[Figure data in JSON]
::::
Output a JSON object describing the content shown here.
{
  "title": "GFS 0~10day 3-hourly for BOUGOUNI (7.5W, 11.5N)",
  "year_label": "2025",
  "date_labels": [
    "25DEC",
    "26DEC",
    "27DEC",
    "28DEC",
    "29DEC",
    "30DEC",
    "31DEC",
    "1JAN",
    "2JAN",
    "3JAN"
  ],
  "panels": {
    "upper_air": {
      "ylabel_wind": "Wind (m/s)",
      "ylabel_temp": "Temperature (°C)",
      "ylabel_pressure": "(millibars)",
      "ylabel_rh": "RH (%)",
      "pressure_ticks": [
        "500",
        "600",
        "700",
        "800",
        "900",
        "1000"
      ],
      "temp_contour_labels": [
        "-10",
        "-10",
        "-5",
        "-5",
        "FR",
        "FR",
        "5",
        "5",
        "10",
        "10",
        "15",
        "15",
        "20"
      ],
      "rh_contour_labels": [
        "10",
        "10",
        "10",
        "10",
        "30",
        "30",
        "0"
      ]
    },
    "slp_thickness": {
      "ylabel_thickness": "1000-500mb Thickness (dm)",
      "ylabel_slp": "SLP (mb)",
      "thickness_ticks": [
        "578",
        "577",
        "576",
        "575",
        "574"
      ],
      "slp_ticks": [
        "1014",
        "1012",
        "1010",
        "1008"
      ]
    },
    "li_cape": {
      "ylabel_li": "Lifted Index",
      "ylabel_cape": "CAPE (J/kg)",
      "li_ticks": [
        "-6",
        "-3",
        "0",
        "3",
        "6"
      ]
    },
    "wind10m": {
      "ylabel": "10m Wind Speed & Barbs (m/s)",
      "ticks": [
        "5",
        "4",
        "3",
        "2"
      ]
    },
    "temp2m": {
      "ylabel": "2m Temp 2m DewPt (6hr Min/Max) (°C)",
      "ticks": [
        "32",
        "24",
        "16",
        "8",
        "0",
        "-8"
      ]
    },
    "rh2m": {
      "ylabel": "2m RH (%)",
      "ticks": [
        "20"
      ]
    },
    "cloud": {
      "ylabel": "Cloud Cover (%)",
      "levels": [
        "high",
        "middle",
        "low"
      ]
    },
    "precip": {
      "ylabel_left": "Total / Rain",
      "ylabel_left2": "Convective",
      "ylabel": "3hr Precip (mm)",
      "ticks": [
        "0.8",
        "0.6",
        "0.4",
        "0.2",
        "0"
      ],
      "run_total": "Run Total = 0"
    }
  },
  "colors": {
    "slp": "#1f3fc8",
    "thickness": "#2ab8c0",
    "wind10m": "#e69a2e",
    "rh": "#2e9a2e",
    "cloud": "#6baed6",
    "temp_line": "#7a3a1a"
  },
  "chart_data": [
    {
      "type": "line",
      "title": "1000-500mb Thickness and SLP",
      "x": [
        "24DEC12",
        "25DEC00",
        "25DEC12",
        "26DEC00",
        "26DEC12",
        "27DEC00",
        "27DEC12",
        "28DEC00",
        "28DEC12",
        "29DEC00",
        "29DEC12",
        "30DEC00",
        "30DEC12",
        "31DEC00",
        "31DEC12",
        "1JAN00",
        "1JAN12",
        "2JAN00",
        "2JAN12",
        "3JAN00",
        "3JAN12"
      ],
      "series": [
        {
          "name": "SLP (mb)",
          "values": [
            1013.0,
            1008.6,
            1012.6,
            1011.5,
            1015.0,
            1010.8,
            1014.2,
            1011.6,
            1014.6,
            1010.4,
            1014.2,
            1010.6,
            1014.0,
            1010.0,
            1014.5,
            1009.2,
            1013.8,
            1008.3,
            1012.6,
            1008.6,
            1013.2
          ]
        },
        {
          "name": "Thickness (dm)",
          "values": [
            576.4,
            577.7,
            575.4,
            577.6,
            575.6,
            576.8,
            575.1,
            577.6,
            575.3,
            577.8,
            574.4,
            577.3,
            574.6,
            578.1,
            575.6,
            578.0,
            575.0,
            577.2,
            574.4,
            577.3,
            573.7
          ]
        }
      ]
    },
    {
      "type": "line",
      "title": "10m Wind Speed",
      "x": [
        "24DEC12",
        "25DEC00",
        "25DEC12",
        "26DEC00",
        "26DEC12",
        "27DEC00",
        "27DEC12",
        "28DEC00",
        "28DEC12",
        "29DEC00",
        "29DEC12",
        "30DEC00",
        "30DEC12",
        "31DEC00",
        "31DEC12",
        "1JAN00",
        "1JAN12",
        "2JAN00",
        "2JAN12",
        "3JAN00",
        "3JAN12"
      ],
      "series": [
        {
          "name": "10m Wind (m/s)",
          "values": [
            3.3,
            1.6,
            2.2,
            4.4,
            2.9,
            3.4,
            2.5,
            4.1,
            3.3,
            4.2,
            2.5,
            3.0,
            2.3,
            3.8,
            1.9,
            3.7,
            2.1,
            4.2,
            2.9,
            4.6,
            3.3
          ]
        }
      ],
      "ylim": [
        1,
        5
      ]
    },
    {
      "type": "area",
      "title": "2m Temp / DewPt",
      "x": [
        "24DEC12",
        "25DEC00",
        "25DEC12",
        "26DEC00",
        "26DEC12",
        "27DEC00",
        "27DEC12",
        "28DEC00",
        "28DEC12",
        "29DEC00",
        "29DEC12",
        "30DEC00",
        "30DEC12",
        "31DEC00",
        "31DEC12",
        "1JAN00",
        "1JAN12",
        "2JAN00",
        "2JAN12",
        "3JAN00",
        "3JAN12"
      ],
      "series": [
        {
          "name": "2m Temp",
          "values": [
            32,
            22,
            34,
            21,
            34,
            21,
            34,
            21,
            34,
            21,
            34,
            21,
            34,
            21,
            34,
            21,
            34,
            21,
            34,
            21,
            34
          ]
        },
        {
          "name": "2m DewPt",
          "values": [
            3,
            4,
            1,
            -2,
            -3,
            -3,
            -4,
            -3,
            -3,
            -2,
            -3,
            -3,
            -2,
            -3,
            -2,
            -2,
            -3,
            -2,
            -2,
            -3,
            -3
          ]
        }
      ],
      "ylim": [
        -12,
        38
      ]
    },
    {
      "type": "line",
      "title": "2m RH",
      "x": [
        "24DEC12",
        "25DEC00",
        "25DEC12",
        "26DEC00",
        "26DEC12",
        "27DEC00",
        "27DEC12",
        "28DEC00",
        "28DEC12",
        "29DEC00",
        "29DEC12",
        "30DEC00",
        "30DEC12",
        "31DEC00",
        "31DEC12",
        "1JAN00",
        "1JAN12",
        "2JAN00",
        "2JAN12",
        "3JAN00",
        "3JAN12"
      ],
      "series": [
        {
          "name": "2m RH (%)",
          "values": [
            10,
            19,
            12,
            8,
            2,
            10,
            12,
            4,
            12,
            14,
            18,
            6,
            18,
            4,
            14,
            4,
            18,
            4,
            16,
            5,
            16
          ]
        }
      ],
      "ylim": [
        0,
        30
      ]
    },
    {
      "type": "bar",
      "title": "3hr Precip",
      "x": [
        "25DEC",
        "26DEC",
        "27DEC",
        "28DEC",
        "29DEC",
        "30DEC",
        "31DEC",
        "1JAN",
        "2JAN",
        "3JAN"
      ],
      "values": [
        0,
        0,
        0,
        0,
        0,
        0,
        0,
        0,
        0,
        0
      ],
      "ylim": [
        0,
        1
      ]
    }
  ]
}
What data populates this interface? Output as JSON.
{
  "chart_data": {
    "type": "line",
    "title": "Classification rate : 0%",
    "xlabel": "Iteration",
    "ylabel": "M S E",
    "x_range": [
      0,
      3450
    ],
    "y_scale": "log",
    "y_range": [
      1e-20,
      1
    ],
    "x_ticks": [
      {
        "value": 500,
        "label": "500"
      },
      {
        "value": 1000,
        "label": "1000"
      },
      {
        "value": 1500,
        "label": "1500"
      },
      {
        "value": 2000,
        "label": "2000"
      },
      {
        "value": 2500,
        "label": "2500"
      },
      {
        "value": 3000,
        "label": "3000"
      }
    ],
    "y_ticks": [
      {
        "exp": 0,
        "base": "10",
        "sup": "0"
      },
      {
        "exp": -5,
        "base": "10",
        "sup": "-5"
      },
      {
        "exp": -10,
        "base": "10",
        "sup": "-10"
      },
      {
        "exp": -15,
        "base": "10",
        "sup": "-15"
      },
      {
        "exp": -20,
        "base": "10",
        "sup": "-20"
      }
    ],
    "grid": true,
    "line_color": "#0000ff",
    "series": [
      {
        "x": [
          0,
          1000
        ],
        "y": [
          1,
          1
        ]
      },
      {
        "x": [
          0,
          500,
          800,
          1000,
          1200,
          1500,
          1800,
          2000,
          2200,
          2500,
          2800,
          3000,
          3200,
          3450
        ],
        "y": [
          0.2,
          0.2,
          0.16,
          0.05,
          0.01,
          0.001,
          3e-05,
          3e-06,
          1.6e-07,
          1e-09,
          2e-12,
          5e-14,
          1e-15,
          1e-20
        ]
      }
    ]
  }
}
::::
REQUIREMENT: Nothing but the lines from the line with "What data populates" to the last line of the listing above should appear; please retype them exactly, both ends included.

EXERCISE RESPONSE:
What data populates this interface? Output as JSON.
{
  "chart_data": {
    "type": "line",
    "title": "Classification rate : 0%",
    "xlabel": "Iteration",
    "ylabel": "M S E",
    "x_range": [
      0,
      3450
    ],
    "y_scale": "log",
    "y_range": [
      1e-20,
      1
    ],
    "x_ticks": [
      {
        "value": 500,
        "label": "500"
      },
      {
        "value": 1000,
        "label": "1000"
      },
      {
        "value": 1500,
        "label": "1500"
      },
      {
        "value": 2000,
        "label": "2000"
      },
      {
        "value": 2500,
        "label": "2500"
      },
      {
        "value": 3000,
        "label": "3000"
      }
    ],
    "y_ticks": [
      {
        "exp": 0,
        "base": "10",
        "sup": "0"
      },
      {
        "exp": -5,
        "base": "10",
        "sup": "-5"
      },
      {
        "exp": -10,
        "base": "10",
        "sup": "-10"
      },
      {
        "exp": -15,
        "base": "10",
        "sup": "-15"
      },
      {
        "exp": -20,
        "base": "10",
        "sup": "-20"
      }
    ],
    "grid": true,
    "line_color": "#0000ff",
    "series": [
      {
        "x": [
          0,
          1000
        ],
        "y": [
          1,
          1
        ]
      },
      {
        "x": [
          0,
          500,
          800,
          1000,
          1200,
          1500,
          1800,
          2000,
          2200,
          2500,
          2800,
          3000,
          3200,
          3450
        ],
        "y": [
          0.2,
          0.2,
          0.16,
          0.05,
          0.01,
          0.001,
          3e-05,
          3e-06,
          1.6e-07,
          1e-09,
          2e-12,
          5e-14,
          1e-15,
          1e-20
        ]
      }
    ]
  }
}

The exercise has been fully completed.